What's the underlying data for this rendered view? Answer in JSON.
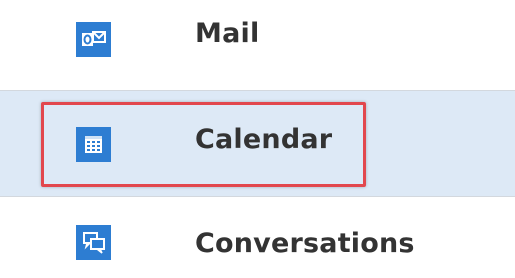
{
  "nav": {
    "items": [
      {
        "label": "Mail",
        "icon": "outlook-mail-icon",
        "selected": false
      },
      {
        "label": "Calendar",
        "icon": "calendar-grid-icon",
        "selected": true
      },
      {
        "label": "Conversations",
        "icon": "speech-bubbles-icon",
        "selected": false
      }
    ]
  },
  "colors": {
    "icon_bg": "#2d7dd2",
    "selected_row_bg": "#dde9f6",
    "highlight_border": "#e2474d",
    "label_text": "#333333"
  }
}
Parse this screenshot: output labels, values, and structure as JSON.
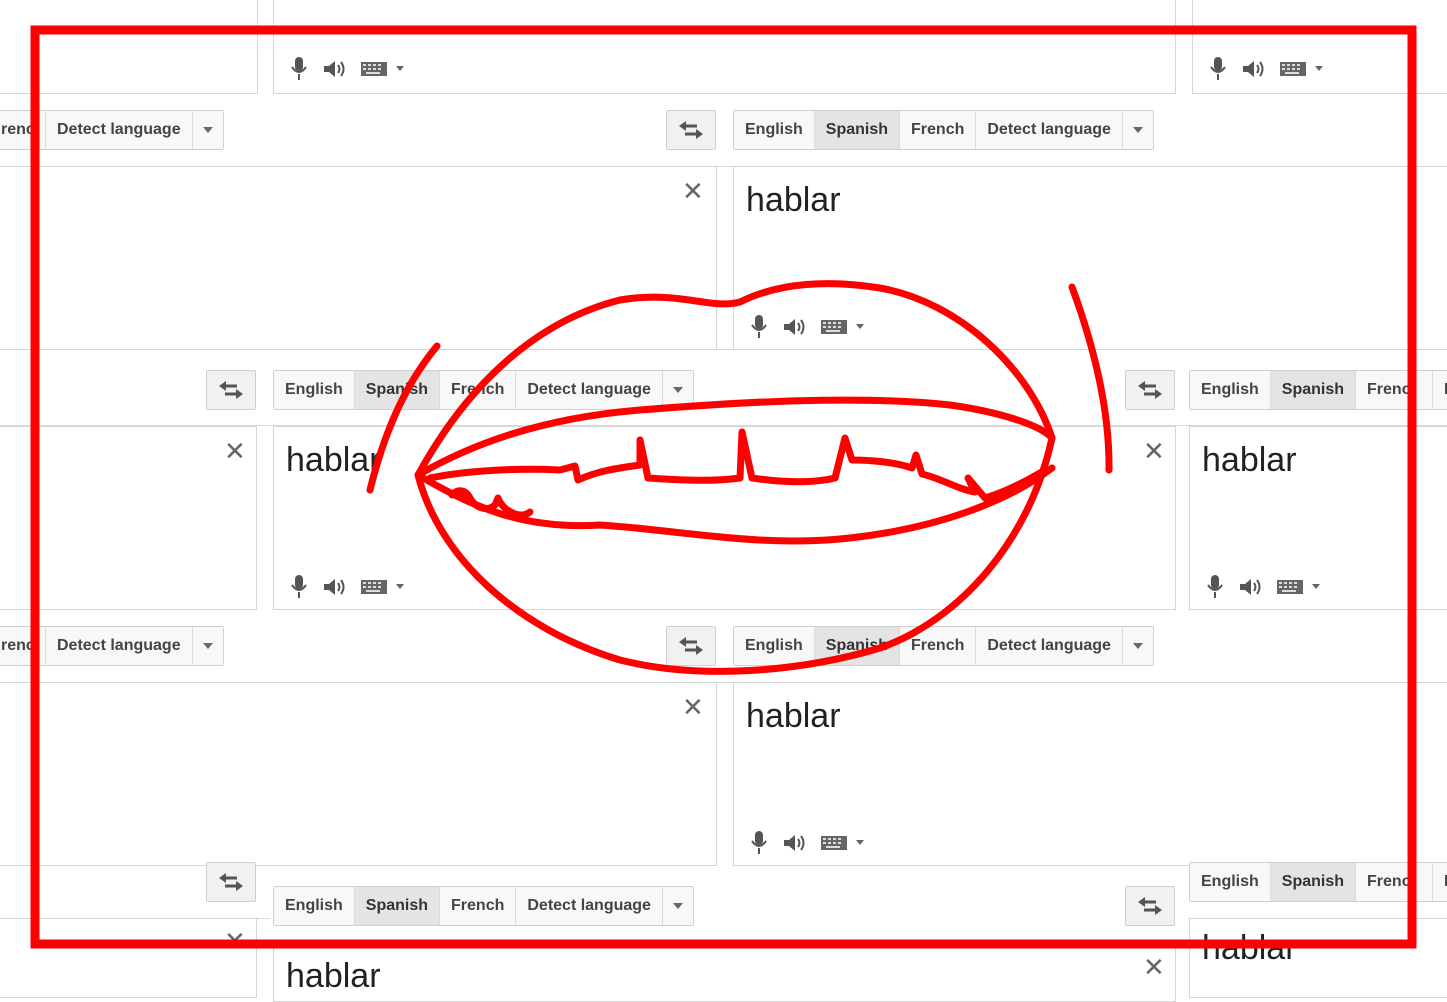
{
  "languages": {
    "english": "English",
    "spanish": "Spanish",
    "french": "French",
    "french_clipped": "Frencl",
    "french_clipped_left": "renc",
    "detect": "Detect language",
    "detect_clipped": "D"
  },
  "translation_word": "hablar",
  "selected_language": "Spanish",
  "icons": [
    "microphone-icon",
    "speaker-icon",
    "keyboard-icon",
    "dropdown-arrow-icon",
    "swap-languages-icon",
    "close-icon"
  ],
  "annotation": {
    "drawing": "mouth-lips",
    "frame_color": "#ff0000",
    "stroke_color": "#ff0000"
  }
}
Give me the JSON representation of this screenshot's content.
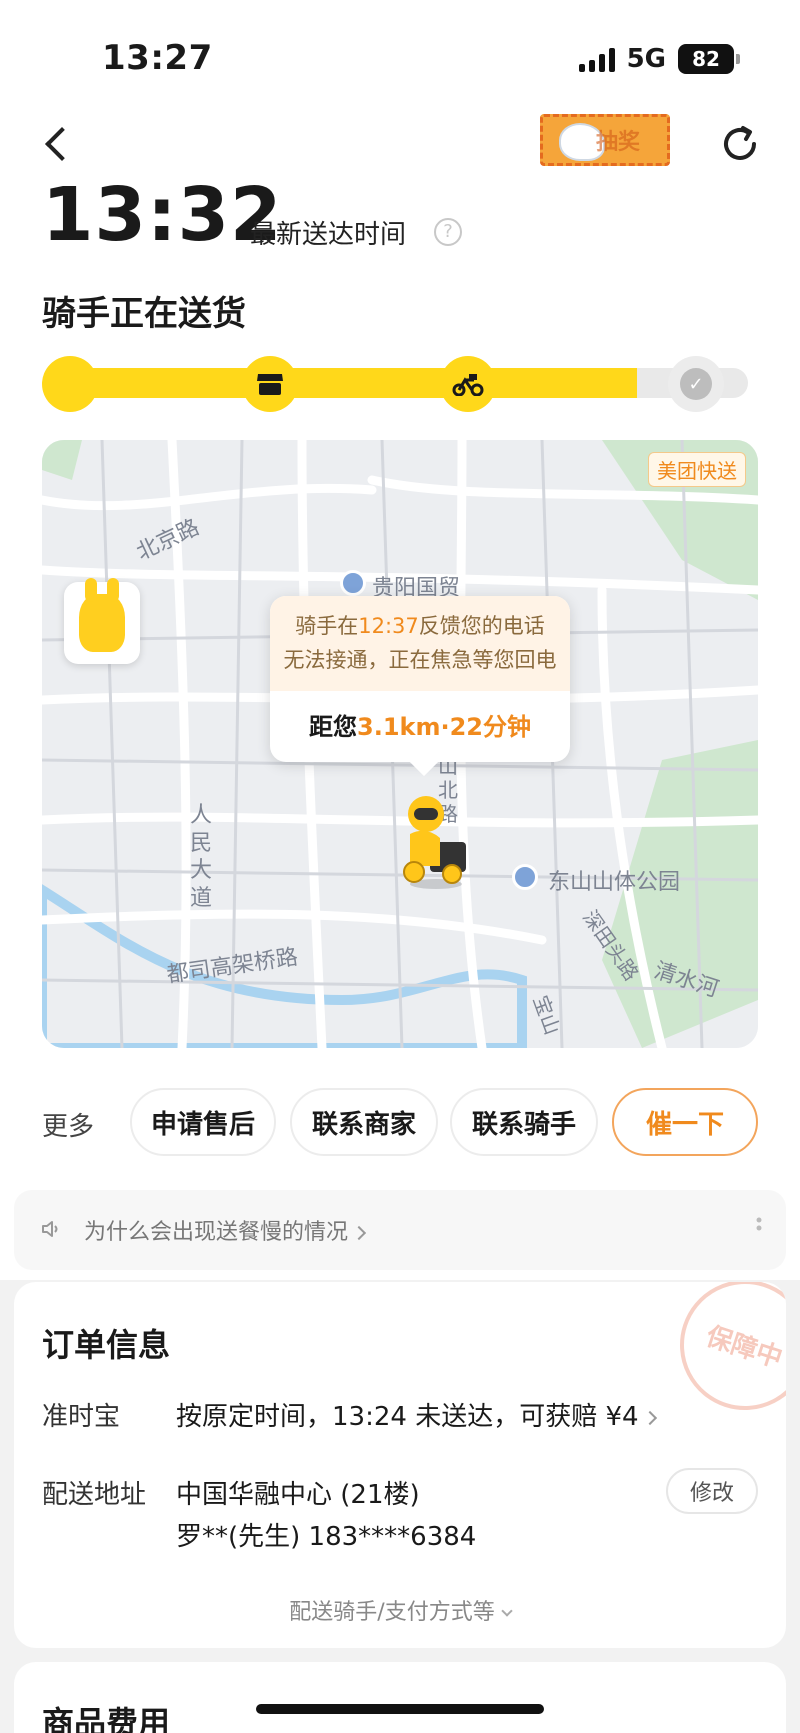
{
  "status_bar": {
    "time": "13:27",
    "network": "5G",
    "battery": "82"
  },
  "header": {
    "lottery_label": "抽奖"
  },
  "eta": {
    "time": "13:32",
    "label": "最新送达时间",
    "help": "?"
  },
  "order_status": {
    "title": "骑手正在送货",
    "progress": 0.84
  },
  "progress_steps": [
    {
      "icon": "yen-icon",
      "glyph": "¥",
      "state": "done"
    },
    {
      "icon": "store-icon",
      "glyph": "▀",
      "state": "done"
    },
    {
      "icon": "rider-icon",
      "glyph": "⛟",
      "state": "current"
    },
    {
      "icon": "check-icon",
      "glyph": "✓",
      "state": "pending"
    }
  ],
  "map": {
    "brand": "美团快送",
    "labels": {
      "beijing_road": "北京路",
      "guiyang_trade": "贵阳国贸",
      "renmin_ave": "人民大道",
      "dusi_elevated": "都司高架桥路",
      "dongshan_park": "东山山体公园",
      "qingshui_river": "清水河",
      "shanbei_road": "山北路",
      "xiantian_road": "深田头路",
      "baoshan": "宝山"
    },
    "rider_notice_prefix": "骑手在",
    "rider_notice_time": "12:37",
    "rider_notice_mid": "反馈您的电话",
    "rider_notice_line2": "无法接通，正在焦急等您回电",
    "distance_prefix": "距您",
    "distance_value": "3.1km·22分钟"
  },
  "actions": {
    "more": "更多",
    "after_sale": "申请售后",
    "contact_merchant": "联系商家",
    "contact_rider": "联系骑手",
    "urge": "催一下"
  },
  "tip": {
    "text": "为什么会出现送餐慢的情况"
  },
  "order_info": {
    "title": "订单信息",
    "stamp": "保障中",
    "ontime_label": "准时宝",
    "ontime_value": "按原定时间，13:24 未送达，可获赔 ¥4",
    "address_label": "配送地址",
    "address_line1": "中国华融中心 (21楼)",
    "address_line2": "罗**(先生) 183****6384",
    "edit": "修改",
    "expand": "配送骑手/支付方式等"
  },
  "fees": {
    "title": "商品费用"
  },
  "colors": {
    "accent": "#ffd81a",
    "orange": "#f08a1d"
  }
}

□ □ □ □ □

§ BRIEF
Reproduce every line exactly and omit all pictures.

§ CORRECT RESULT
What's the underlying data for this rendered view? Answer in JSON.
{
  "nav": {
    "items": [
      {
        "label": "Mail",
        "icon": "outlook-mail-icon",
        "selected": false
      },
      {
        "label": "Calendar",
        "icon": "calendar-grid-icon",
        "selected": true
      },
      {
        "label": "Conversations",
        "icon": "speech-bubbles-icon",
        "selected": false
      }
    ]
  },
  "colors": {
    "icon_bg": "#2d7dd2",
    "selected_row_bg": "#dde9f6",
    "highlight_border": "#e2474d",
    "label_text": "#333333"
  }
}
Parse this screenshot: output labels, values, and structure as JSON.
{
  "languages": {
    "english": "English",
    "spanish": "Spanish",
    "french": "French",
    "french_clipped": "Frencl",
    "french_clipped_left": "renc",
    "detect": "Detect language",
    "detect_clipped": "D"
  },
  "translation_word": "hablar",
  "selected_language": "Spanish",
  "icons": [
    "microphone-icon",
    "speaker-icon",
    "keyboard-icon",
    "dropdown-arrow-icon",
    "swap-languages-icon",
    "close-icon"
  ],
  "annotation": {
    "drawing": "mouth-lips",
    "frame_color": "#ff0000",
    "stroke_color": "#ff0000"
  }
}
Give me the JSON representation of this screenshot's content.
{
  "status_bar": {
    "time": "13:27",
    "network": "5G",
    "battery": "82"
  },
  "header": {
    "lottery_label": "抽奖"
  },
  "eta": {
    "time": "13:32",
    "label": "最新送达时间",
    "help": "?"
  },
  "order_status": {
    "title": "骑手正在送货",
    "progress": 0.84
  },
  "progress_steps": [
    {
      "icon": "yen-icon",
      "glyph": "¥",
      "state": "done"
    },
    {
      "icon": "store-icon",
      "glyph": "▀",
      "state": "done"
    },
    {
      "icon": "rider-icon",
      "glyph": "⛟",
      "state": "current"
    },
    {
      "icon": "check-icon",
      "glyph": "✓",
      "state": "pending"
    }
  ],
  "map": {
    "brand": "美团快送",
    "labels": {
      "beijing_road": "北京路",
      "guiyang_trade": "贵阳国贸",
      "renmin_ave": "人民大道",
      "dusi_elevated": "都司高架桥路",
      "dongshan_park": "东山山体公园",
      "qingshui_river": "清水河",
      "shanbei_road": "山北路",
      "xiantian_road": "深田头路",
      "baoshan": "宝山"
    },
    "rider_notice_prefix": "骑手在",
    "rider_notice_time": "12:37",
    "rider_notice_mid": "反馈您的电话",
    "rider_notice_line2": "无法接通，正在焦急等您回电",
    "distance_prefix": "距您",
    "distance_value": "3.1km·22分钟"
  },
  "actions": {
    "more": "更多",
    "after_sale": "申请售后",
    "contact_merchant": "联系商家",
    "contact_rider": "联系骑手",
    "urge": "催一下"
  },
  "tip": {
    "text": "为什么会出现送餐慢的情况"
  },
  "order_info": {
    "title": "订单信息",
    "stamp": "保障中",
    "ontime_label": "准时宝",
    "ontime_value": "按原定时间，13:24 未送达，可获赔 ¥4",
    "address_label": "配送地址",
    "address_line1": "中国华融中心 (21楼)",
    "address_line2": "罗**(先生) 183****6384",
    "edit": "修改",
    "expand": "配送骑手/支付方式等"
  },
  "fees": {
    "title": "商品费用"
  },
  "colors": {
    "accent": "#ffd81a",
    "orange": "#f08a1d"
  }
}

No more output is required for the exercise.